» Material for the task:

>>>

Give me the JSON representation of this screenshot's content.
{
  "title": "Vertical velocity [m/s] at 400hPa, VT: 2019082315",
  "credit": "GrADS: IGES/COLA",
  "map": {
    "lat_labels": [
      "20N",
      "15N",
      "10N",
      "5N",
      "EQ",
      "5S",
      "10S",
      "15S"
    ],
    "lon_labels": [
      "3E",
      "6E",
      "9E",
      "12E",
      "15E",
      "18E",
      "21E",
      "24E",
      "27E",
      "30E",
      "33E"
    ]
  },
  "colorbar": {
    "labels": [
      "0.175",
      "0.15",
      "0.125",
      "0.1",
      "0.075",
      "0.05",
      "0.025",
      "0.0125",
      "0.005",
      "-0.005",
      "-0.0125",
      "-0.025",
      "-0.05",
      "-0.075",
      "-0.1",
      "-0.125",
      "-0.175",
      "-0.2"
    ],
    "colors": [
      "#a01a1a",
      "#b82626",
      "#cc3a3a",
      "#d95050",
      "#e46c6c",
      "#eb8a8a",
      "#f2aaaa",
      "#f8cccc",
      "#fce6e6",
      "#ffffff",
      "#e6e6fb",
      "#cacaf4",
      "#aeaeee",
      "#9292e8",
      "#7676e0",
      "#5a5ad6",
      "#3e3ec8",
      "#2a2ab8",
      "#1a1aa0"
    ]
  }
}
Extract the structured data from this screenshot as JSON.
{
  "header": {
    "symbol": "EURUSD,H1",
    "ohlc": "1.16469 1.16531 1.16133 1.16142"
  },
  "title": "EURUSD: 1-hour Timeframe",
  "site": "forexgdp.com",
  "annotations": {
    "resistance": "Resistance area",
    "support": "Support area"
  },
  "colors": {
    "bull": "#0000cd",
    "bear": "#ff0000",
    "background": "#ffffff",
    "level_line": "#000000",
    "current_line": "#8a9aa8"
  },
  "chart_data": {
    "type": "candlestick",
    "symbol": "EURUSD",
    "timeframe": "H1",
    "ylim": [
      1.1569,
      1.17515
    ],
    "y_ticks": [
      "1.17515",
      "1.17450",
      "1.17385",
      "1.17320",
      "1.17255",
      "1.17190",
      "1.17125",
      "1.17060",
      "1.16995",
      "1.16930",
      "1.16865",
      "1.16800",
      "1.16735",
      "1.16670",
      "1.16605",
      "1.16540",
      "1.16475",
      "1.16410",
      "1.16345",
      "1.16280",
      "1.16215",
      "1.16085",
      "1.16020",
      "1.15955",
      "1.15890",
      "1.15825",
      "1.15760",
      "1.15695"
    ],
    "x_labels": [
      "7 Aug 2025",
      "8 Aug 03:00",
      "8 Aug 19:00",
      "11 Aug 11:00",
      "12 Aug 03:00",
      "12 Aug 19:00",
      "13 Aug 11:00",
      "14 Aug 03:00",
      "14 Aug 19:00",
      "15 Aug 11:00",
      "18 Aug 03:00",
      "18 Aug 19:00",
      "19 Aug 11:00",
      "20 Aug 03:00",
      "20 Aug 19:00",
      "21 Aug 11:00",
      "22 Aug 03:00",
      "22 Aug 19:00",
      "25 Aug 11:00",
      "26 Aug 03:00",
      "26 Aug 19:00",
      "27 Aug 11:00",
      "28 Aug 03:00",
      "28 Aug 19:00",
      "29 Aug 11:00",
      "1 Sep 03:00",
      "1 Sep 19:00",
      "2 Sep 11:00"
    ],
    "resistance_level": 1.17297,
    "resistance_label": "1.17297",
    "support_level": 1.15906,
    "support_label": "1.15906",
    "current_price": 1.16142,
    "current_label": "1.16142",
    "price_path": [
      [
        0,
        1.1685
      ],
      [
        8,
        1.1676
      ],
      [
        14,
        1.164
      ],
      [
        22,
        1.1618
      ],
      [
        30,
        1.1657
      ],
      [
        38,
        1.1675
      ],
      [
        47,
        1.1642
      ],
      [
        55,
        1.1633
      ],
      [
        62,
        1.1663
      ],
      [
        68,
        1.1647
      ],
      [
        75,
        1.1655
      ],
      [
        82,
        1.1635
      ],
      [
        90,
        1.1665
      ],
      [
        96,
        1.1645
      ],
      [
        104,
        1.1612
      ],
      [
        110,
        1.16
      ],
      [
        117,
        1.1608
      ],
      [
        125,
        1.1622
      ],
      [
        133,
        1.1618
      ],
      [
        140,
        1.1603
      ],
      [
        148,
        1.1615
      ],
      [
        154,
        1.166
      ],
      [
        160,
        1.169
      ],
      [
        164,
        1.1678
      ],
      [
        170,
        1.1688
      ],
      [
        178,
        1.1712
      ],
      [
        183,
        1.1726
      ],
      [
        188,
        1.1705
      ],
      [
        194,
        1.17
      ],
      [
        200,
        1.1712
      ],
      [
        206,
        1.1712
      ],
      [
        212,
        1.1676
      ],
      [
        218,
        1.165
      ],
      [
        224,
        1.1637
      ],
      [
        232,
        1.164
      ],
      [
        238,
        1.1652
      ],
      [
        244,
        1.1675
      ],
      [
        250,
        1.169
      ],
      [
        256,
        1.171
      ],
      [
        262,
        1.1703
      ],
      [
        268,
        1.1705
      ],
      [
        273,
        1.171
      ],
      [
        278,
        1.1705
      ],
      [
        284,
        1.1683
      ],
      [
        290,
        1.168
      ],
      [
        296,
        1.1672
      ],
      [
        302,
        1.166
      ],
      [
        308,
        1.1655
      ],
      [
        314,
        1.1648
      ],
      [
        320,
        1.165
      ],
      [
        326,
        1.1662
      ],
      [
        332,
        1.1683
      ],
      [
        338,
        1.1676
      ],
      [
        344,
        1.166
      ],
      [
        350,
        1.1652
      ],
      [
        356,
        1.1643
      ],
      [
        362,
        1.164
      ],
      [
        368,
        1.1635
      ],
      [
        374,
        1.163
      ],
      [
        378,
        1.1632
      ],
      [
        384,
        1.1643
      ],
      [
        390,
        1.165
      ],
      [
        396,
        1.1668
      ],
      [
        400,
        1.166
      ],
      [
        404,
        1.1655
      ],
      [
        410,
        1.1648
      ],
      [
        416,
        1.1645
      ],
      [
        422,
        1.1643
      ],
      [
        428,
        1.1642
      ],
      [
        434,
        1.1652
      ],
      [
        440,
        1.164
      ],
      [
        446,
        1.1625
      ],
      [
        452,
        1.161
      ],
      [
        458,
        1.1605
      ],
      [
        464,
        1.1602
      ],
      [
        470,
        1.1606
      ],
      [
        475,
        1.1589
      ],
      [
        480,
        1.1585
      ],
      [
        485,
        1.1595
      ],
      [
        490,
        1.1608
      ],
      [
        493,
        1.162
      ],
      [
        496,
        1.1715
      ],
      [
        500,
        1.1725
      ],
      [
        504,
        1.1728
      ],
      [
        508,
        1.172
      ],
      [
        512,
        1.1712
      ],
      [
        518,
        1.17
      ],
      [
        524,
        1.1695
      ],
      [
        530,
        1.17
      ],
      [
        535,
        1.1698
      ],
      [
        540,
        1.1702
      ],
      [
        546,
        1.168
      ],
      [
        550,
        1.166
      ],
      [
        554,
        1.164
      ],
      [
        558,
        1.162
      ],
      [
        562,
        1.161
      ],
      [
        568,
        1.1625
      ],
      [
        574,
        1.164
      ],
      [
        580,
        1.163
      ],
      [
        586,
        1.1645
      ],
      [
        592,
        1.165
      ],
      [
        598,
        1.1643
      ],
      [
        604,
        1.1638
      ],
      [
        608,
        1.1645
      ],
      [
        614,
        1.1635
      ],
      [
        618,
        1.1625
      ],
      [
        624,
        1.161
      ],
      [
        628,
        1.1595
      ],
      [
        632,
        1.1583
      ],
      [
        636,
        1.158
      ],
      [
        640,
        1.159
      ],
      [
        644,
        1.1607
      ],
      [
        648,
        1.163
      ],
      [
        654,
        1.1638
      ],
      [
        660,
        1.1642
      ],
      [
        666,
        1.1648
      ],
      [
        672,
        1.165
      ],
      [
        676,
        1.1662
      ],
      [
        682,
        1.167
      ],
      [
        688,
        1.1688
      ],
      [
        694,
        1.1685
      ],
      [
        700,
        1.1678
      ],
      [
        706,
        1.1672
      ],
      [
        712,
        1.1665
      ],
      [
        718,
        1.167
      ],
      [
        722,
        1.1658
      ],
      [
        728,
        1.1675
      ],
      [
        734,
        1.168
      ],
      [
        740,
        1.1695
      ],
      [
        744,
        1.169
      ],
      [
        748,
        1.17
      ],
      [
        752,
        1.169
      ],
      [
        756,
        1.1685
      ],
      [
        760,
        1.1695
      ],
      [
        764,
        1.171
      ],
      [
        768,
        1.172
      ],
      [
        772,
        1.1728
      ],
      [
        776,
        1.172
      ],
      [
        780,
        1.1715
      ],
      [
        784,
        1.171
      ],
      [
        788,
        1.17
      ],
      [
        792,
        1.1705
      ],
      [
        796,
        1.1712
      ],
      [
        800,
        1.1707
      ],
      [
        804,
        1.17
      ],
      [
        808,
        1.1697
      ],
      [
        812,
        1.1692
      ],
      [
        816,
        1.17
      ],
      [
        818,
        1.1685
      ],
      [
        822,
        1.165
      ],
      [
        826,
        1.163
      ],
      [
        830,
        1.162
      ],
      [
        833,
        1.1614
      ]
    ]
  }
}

<<<

» Stated goal: Each line that contains the string "screenshot" counts once; report how many such lines the entries have, giving only the number.

» Exercise answer: 2